Problem to solve - Output every line of the entries from the line containing "Decode this image" through the last, exactly, with no other content.
────────
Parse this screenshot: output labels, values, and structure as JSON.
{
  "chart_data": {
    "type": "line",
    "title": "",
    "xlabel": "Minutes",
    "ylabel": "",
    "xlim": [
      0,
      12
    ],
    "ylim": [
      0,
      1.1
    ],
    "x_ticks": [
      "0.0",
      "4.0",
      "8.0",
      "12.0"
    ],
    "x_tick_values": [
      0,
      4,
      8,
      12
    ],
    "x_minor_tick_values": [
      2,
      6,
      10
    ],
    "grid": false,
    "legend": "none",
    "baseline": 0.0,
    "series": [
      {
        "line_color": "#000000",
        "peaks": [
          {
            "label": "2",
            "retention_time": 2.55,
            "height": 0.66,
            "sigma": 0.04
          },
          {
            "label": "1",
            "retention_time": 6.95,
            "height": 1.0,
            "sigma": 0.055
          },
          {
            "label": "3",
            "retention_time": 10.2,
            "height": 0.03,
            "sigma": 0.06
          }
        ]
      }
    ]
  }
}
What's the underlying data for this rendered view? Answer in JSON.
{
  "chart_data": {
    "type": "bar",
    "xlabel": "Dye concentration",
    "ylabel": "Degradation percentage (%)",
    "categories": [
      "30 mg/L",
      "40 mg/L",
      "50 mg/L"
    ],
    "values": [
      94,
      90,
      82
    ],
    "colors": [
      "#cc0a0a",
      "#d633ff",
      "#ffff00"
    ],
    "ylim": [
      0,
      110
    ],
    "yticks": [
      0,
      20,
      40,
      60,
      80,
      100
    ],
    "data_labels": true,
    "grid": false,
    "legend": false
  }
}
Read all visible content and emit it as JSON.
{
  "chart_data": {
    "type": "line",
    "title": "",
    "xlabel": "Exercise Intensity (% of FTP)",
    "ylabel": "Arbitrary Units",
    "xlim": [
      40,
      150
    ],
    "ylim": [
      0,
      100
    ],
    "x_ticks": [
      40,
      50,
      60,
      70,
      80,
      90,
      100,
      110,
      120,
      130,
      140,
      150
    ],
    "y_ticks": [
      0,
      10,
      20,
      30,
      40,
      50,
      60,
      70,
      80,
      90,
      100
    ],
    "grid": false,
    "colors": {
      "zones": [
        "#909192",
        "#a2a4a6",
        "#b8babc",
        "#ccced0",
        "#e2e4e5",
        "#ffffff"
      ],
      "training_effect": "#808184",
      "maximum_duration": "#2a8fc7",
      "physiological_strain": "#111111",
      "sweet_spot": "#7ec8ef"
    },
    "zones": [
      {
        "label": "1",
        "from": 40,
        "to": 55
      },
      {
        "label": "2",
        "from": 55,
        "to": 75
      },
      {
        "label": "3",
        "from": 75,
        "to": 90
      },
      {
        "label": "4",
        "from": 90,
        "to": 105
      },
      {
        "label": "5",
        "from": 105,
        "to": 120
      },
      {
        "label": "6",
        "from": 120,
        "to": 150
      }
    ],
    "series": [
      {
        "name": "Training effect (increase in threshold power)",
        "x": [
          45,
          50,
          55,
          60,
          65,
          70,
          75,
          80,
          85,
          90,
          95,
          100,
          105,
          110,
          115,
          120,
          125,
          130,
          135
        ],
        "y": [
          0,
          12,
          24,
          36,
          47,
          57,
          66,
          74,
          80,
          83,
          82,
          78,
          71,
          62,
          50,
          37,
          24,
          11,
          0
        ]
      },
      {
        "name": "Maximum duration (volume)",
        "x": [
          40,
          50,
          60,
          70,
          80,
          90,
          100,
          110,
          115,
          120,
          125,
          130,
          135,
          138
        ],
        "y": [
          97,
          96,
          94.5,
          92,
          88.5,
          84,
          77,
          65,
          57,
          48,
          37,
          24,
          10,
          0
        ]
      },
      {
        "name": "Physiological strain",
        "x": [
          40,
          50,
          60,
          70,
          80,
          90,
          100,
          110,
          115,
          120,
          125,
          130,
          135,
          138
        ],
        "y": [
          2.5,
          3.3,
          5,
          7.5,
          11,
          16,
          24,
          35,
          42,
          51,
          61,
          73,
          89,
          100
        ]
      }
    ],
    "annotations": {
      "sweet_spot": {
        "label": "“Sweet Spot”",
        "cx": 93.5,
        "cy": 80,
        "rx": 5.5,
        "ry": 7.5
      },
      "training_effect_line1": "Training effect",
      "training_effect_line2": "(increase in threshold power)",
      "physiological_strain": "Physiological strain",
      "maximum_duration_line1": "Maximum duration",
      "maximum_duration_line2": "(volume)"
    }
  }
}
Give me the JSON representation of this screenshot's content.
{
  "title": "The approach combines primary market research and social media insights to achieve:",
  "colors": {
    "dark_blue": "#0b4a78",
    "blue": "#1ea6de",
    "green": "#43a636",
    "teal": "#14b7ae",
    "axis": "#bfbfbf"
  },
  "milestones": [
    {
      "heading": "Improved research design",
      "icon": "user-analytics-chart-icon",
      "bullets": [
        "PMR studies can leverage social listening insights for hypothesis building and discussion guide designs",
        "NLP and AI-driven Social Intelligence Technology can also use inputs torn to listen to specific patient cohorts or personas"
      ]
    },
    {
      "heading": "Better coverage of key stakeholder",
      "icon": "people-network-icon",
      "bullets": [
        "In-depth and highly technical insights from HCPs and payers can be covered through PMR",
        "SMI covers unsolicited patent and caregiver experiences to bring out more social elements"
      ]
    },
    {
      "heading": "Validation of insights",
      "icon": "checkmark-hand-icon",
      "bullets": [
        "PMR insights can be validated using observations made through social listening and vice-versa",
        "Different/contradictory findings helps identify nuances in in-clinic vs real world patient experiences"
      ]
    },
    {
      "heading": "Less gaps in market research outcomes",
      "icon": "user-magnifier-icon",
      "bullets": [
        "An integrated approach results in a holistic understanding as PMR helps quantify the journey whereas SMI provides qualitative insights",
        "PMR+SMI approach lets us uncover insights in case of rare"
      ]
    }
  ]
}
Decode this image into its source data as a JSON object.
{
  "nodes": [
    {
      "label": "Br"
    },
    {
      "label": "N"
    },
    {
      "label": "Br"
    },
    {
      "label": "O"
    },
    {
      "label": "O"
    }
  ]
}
────────
Solved exercise -
Decode this image into its source data as a JSON object.
{
  "nodes": [
    {
      "label": "Br"
    },
    {
      "label": "N"
    },
    {
      "label": "Br"
    },
    {
      "label": "O"
    },
    {
      "label": "O"
    }
  ]
}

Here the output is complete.